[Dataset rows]
----

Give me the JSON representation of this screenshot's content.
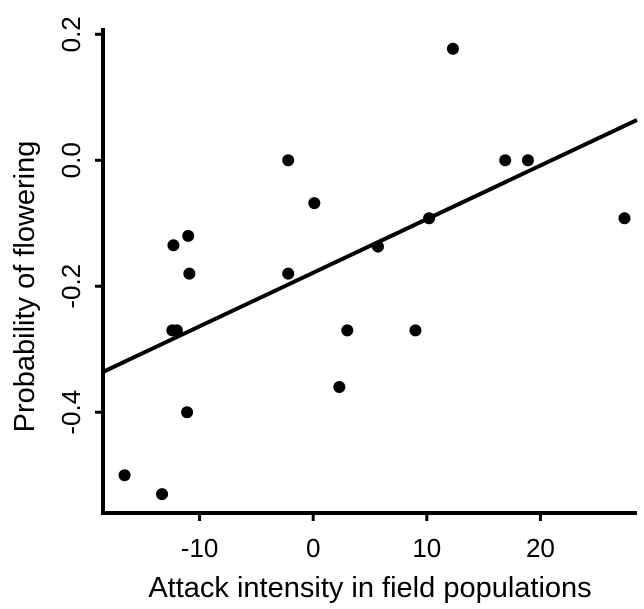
{
  "chart_data": {
    "type": "scatter",
    "xlabel": "Attack intensity in field populations",
    "ylabel": "Probability of flowering",
    "xlim": [
      -18.5,
      28.5
    ],
    "ylim": [
      -0.56,
      0.21
    ],
    "x_ticks": [
      {
        "value": -10,
        "label": "-10"
      },
      {
        "value": 0,
        "label": "0"
      },
      {
        "value": 10,
        "label": "10"
      },
      {
        "value": 20,
        "label": "20"
      }
    ],
    "y_ticks": [
      {
        "value": 0.2,
        "label": "0.2"
      },
      {
        "value": 0.0,
        "label": "0.0"
      },
      {
        "value": -0.2,
        "label": "-0.2"
      },
      {
        "value": -0.4,
        "label": "-0.4"
      }
    ],
    "grid": false,
    "legend": "none",
    "points": [
      {
        "x": -16.6,
        "y": -0.5
      },
      {
        "x": -13.3,
        "y": -0.53
      },
      {
        "x": -12.4,
        "y": -0.27
      },
      {
        "x": -12.0,
        "y": -0.27
      },
      {
        "x": -12.3,
        "y": -0.135
      },
      {
        "x": -11.0,
        "y": -0.12
      },
      {
        "x": -10.9,
        "y": -0.18
      },
      {
        "x": -11.1,
        "y": -0.4
      },
      {
        "x": -2.2,
        "y": 0.0
      },
      {
        "x": -2.2,
        "y": -0.18
      },
      {
        "x": 0.1,
        "y": -0.068
      },
      {
        "x": 2.3,
        "y": -0.36
      },
      {
        "x": 3.0,
        "y": -0.27
      },
      {
        "x": 5.7,
        "y": -0.137
      },
      {
        "x": 9.0,
        "y": -0.27
      },
      {
        "x": 10.2,
        "y": -0.092
      },
      {
        "x": 12.3,
        "y": 0.177
      },
      {
        "x": 16.9,
        "y": 0.0
      },
      {
        "x": 18.9,
        "y": 0.0
      },
      {
        "x": 27.4,
        "y": -0.092
      }
    ],
    "fit_line": {
      "x": [
        -18.5,
        28.5
      ],
      "y": [
        -0.336,
        0.064
      ]
    },
    "colors": {
      "points": "#000000",
      "line": "#000000",
      "axes": "#000000"
    }
  }
}
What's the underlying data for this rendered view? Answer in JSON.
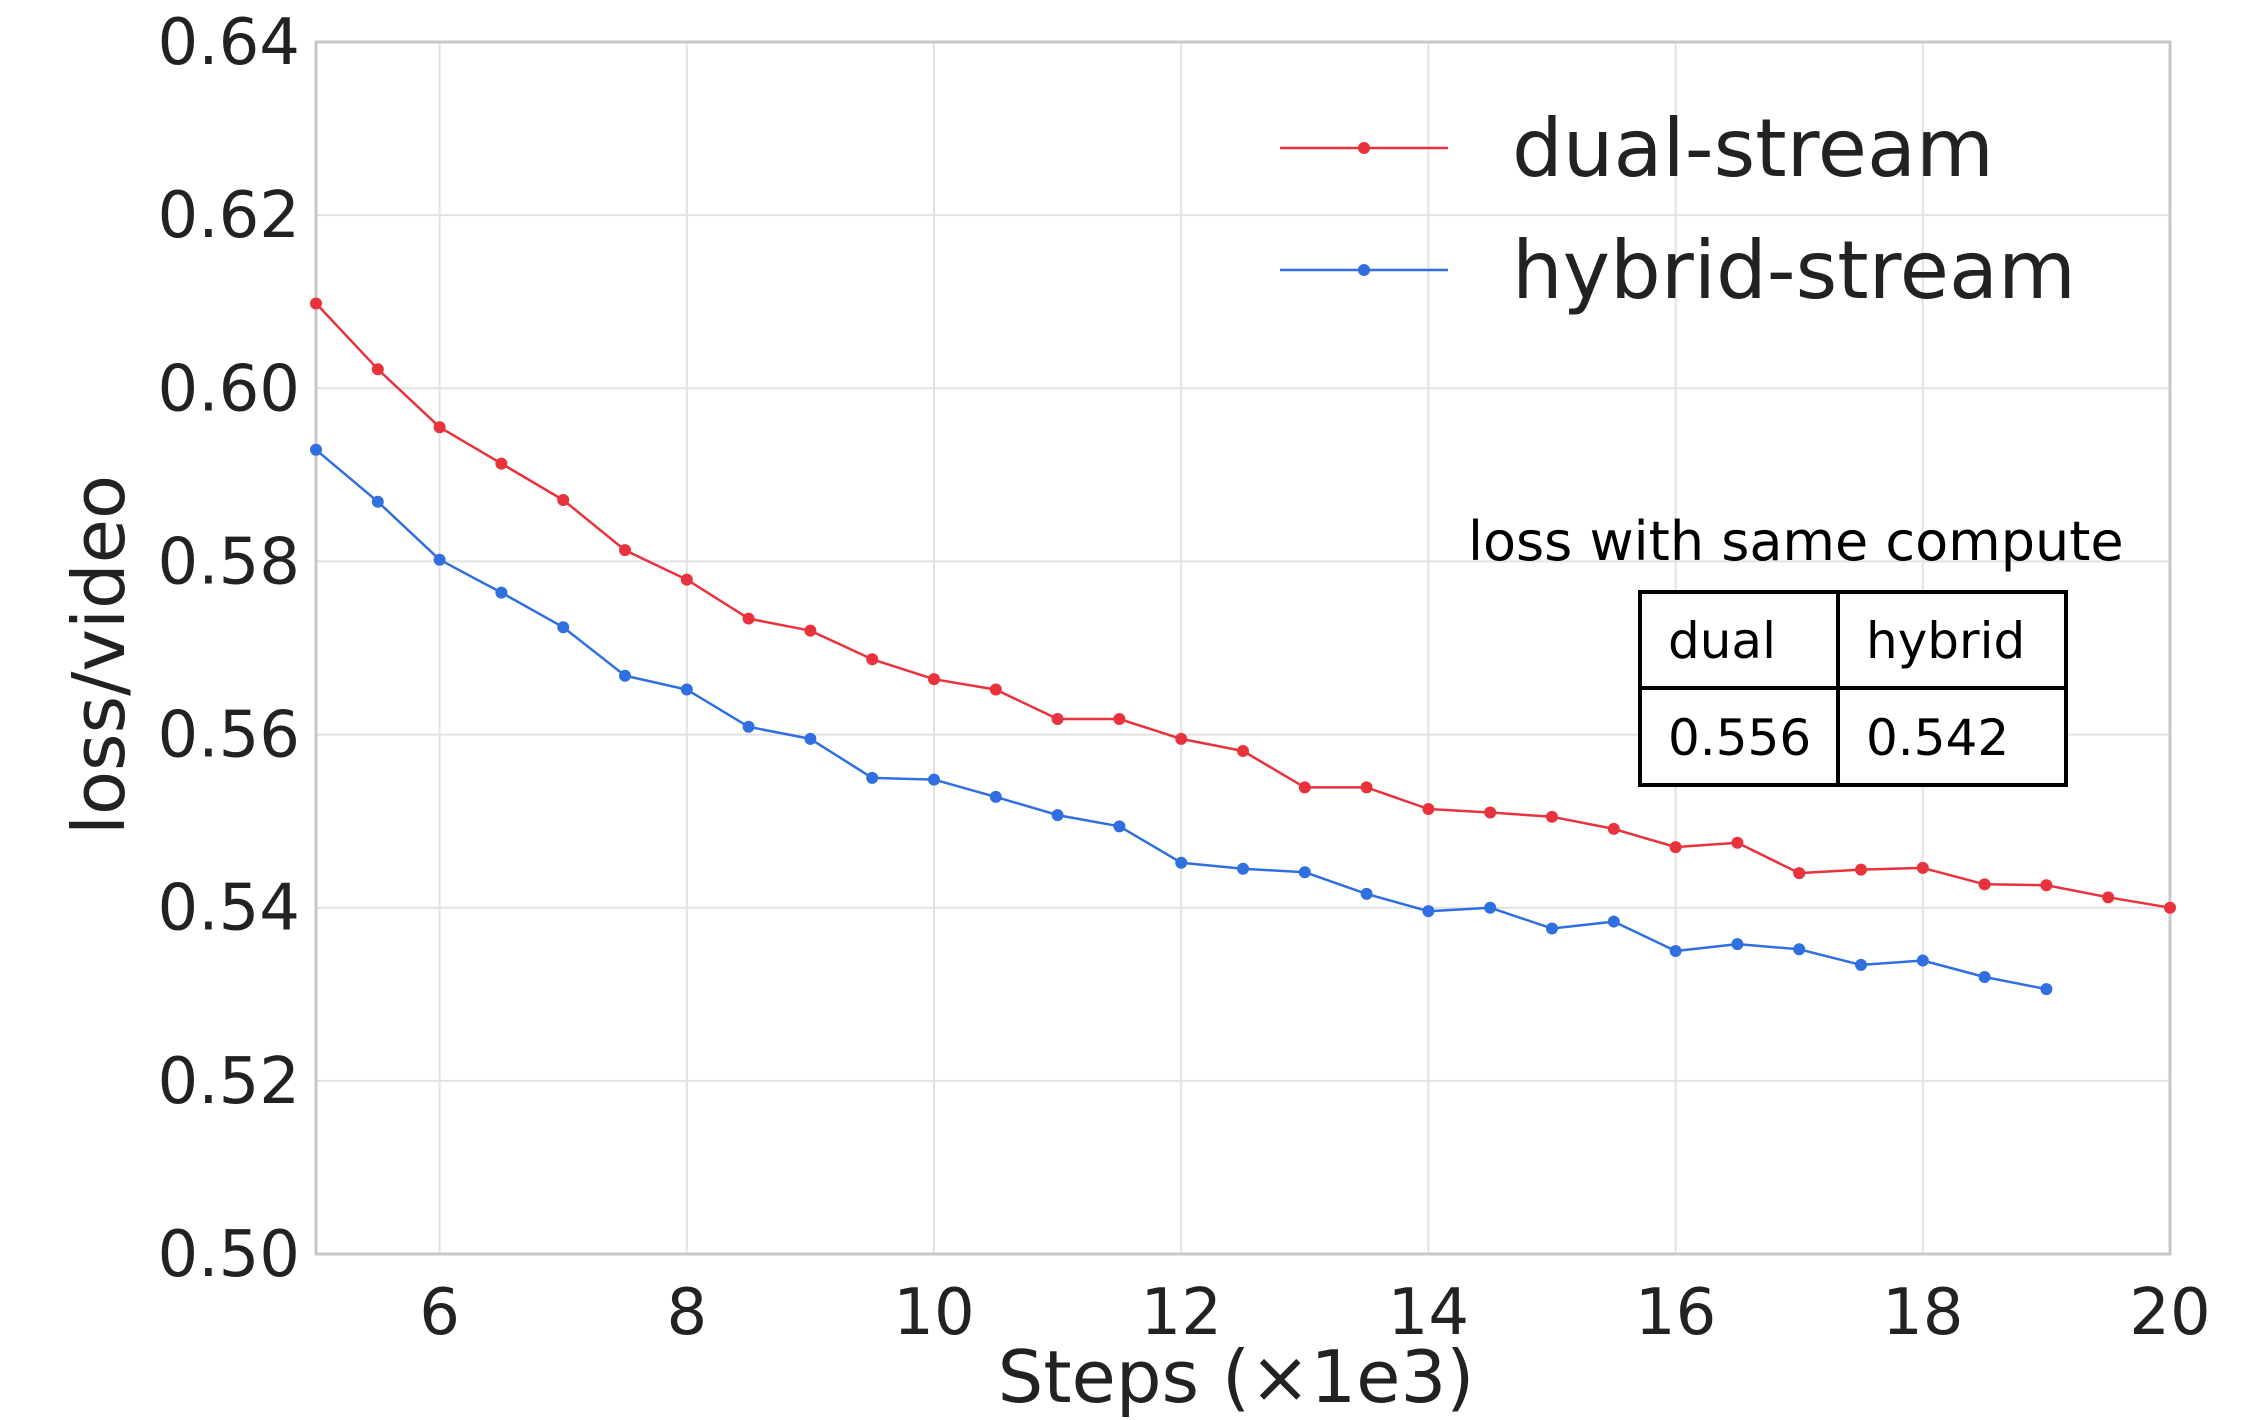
{
  "chart_data": {
    "type": "line",
    "xlabel": "Steps (×1e3)",
    "ylabel": "loss/video",
    "xlim": [
      5,
      20
    ],
    "ylim": [
      0.5,
      0.64
    ],
    "xticks": [
      "6",
      "8",
      "10",
      "12",
      "14",
      "16",
      "18",
      "20"
    ],
    "xtick_values": [
      6,
      8,
      10,
      12,
      14,
      16,
      18,
      20
    ],
    "yticks": [
      "0.50",
      "0.52",
      "0.54",
      "0.56",
      "0.58",
      "0.60",
      "0.62",
      "0.64"
    ],
    "ytick_values": [
      0.5,
      0.52,
      0.54,
      0.56,
      0.58,
      0.6,
      0.62,
      0.64
    ],
    "grid": true,
    "legend_position": "top-right",
    "series": [
      {
        "name": "dual-stream",
        "color": "#e8323c",
        "x": [
          5,
          5.5,
          6,
          6.5,
          7,
          7.5,
          8,
          8.5,
          9,
          9.5,
          10,
          10.5,
          11,
          11.5,
          12,
          12.5,
          13,
          13.5,
          14,
          14.5,
          15,
          15.5,
          16,
          16.5,
          17,
          17.5,
          18,
          18.5,
          19,
          19.5,
          20
        ],
        "y": [
          0.6098,
          0.6022,
          0.5955,
          0.5913,
          0.5871,
          0.5813,
          0.5779,
          0.5734,
          0.572,
          0.5687,
          0.5664,
          0.5652,
          0.5618,
          0.5618,
          0.5595,
          0.5581,
          0.5539,
          0.5539,
          0.5514,
          0.551,
          0.5505,
          0.5491,
          0.547,
          0.5475,
          0.544,
          0.5444,
          0.5446,
          0.5427,
          0.5426,
          0.5412,
          0.54
        ]
      },
      {
        "name": "hybrid-stream",
        "color": "#2f6fe0",
        "x": [
          5,
          5.5,
          6,
          6.5,
          7,
          7.5,
          8,
          8.5,
          9,
          9.5,
          10,
          10.5,
          11,
          11.5,
          12,
          12.5,
          13,
          13.5,
          14,
          14.5,
          15,
          15.5,
          16,
          16.5,
          17,
          17.5,
          18,
          18.5,
          19
        ],
        "y": [
          0.5929,
          0.5869,
          0.5802,
          0.5764,
          0.5724,
          0.5668,
          0.5652,
          0.5609,
          0.5595,
          0.555,
          0.5548,
          0.5528,
          0.5507,
          0.5494,
          0.5452,
          0.5445,
          0.5441,
          0.5416,
          0.5396,
          0.54,
          0.5376,
          0.5384,
          0.535,
          0.5358,
          0.5352,
          0.5334,
          0.5339,
          0.532,
          0.5306
        ]
      }
    ],
    "inset_table": {
      "title": "loss with same compute",
      "headers": [
        "dual",
        "hybrid"
      ],
      "values": [
        "0.556",
        "0.542"
      ]
    }
  }
}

----

Find how many of the lines above have the word "xlabel" in them. State only that number.

| SOLVED EXERCISE |
2